◆ WRITTEN INSTRUCTION
Reproduce all entries precisely, down to the last character.

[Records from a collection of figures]
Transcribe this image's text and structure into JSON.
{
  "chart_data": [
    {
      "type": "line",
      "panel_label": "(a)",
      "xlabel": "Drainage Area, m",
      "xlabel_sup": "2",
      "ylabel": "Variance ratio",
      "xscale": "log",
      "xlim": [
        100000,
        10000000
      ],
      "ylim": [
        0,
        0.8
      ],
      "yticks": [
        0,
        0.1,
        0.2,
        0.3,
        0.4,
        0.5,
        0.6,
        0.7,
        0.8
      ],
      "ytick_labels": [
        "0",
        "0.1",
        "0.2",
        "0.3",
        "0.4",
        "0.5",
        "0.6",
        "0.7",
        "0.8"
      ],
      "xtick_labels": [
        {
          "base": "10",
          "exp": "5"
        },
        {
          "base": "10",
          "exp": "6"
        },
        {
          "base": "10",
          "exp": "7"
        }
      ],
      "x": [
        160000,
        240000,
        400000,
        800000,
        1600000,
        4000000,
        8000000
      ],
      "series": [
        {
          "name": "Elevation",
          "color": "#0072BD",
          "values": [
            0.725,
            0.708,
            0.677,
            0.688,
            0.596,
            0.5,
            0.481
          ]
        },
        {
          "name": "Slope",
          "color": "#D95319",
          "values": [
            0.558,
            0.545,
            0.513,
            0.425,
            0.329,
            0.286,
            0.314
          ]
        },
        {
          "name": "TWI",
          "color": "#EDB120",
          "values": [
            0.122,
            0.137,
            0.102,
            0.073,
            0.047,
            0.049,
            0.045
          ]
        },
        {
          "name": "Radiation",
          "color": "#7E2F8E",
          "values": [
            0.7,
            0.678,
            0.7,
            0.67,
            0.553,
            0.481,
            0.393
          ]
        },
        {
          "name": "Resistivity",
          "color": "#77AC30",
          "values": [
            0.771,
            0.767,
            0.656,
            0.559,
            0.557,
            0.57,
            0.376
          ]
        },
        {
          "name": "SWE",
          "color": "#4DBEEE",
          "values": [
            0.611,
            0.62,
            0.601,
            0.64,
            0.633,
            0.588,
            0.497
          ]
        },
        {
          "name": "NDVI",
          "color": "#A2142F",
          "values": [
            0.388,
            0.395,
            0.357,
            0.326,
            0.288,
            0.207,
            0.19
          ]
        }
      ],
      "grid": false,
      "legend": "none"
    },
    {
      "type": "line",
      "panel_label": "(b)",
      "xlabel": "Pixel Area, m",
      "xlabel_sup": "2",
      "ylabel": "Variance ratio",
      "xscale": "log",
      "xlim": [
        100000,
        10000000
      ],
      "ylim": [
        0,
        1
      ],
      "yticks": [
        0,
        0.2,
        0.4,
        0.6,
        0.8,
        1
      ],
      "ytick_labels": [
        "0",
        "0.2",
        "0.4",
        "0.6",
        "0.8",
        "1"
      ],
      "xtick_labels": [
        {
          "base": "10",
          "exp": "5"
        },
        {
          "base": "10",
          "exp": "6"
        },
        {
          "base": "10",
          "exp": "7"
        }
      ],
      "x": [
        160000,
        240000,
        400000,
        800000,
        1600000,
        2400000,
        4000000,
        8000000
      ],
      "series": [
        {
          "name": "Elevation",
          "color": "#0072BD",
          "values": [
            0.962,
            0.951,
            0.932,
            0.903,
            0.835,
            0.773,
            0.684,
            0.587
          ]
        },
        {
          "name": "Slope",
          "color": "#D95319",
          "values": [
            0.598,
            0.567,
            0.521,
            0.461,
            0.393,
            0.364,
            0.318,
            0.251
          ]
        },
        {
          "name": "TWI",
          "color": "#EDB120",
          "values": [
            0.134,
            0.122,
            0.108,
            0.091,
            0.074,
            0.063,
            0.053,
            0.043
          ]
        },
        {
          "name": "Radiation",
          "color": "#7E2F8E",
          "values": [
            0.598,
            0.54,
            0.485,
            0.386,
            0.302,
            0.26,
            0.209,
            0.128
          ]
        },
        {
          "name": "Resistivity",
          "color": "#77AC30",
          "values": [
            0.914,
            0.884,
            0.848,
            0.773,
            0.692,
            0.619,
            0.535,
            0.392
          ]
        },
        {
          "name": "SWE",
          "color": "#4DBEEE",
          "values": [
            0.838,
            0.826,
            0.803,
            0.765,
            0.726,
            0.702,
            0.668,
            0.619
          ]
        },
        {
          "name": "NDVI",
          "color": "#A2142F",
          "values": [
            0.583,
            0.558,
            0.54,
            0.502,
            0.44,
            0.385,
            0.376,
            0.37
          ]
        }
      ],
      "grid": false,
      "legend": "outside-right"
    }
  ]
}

◆ OUTPUT
Transcribe this image's text and structure into JSON.
{
  "chart_data": [
    {
      "type": "line",
      "panel_label": "(a)",
      "xlabel": "Drainage Area, m",
      "xlabel_sup": "2",
      "ylabel": "Variance ratio",
      "xscale": "log",
      "xlim": [
        100000,
        10000000
      ],
      "ylim": [
        0,
        0.8
      ],
      "yticks": [
        0,
        0.1,
        0.2,
        0.3,
        0.4,
        0.5,
        0.6,
        0.7,
        0.8
      ],
      "ytick_labels": [
        "0",
        "0.1",
        "0.2",
        "0.3",
        "0.4",
        "0.5",
        "0.6",
        "0.7",
        "0.8"
      ],
      "xtick_labels": [
        {
          "base": "10",
          "exp": "5"
        },
        {
          "base": "10",
          "exp": "6"
        },
        {
          "base": "10",
          "exp": "7"
        }
      ],
      "x": [
        160000,
        240000,
        400000,
        800000,
        1600000,
        4000000,
        8000000
      ],
      "series": [
        {
          "name": "Elevation",
          "color": "#0072BD",
          "values": [
            0.725,
            0.708,
            0.677,
            0.688,
            0.596,
            0.5,
            0.481
          ]
        },
        {
          "name": "Slope",
          "color": "#D95319",
          "values": [
            0.558,
            0.545,
            0.513,
            0.425,
            0.329,
            0.286,
            0.314
          ]
        },
        {
          "name": "TWI",
          "color": "#EDB120",
          "values": [
            0.122,
            0.137,
            0.102,
            0.073,
            0.047,
            0.049,
            0.045
          ]
        },
        {
          "name": "Radiation",
          "color": "#7E2F8E",
          "values": [
            0.7,
            0.678,
            0.7,
            0.67,
            0.553,
            0.481,
            0.393
          ]
        },
        {
          "name": "Resistivity",
          "color": "#77AC30",
          "values": [
            0.771,
            0.767,
            0.656,
            0.559,
            0.557,
            0.57,
            0.376
          ]
        },
        {
          "name": "SWE",
          "color": "#4DBEEE",
          "values": [
            0.611,
            0.62,
            0.601,
            0.64,
            0.633,
            0.588,
            0.497
          ]
        },
        {
          "name": "NDVI",
          "color": "#A2142F",
          "values": [
            0.388,
            0.395,
            0.357,
            0.326,
            0.288,
            0.207,
            0.19
          ]
        }
      ],
      "grid": false,
      "legend": "none"
    },
    {
      "type": "line",
      "panel_label": "(b)",
      "xlabel": "Pixel Area, m",
      "xlabel_sup": "2",
      "ylabel": "Variance ratio",
      "xscale": "log",
      "xlim": [
        100000,
        10000000
      ],
      "ylim": [
        0,
        1
      ],
      "yticks": [
        0,
        0.2,
        0.4,
        0.6,
        0.8,
        1
      ],
      "ytick_labels": [
        "0",
        "0.2",
        "0.4",
        "0.6",
        "0.8",
        "1"
      ],
      "xtick_labels": [
        {
          "base": "10",
          "exp": "5"
        },
        {
          "base": "10",
          "exp": "6"
        },
        {
          "base": "10",
          "exp": "7"
        }
      ],
      "x": [
        160000,
        240000,
        400000,
        800000,
        1600000,
        2400000,
        4000000,
        8000000
      ],
      "series": [
        {
          "name": "Elevation",
          "color": "#0072BD",
          "values": [
            0.962,
            0.951,
            0.932,
            0.903,
            0.835,
            0.773,
            0.684,
            0.587
          ]
        },
        {
          "name": "Slope",
          "color": "#D95319",
          "values": [
            0.598,
            0.567,
            0.521,
            0.461,
            0.393,
            0.364,
            0.318,
            0.251
          ]
        },
        {
          "name": "TWI",
          "color": "#EDB120",
          "values": [
            0.134,
            0.122,
            0.108,
            0.091,
            0.074,
            0.063,
            0.053,
            0.043
          ]
        },
        {
          "name": "Radiation",
          "color": "#7E2F8E",
          "values": [
            0.598,
            0.54,
            0.485,
            0.386,
            0.302,
            0.26,
            0.209,
            0.128
          ]
        },
        {
          "name": "Resistivity",
          "color": "#77AC30",
          "values": [
            0.914,
            0.884,
            0.848,
            0.773,
            0.692,
            0.619,
            0.535,
            0.392
          ]
        },
        {
          "name": "SWE",
          "color": "#4DBEEE",
          "values": [
            0.838,
            0.826,
            0.803,
            0.765,
            0.726,
            0.702,
            0.668,
            0.619
          ]
        },
        {
          "name": "NDVI",
          "color": "#A2142F",
          "values": [
            0.583,
            0.558,
            0.54,
            0.502,
            0.44,
            0.385,
            0.376,
            0.37
          ]
        }
      ],
      "grid": false,
      "legend": "outside-right"
    }
  ]
}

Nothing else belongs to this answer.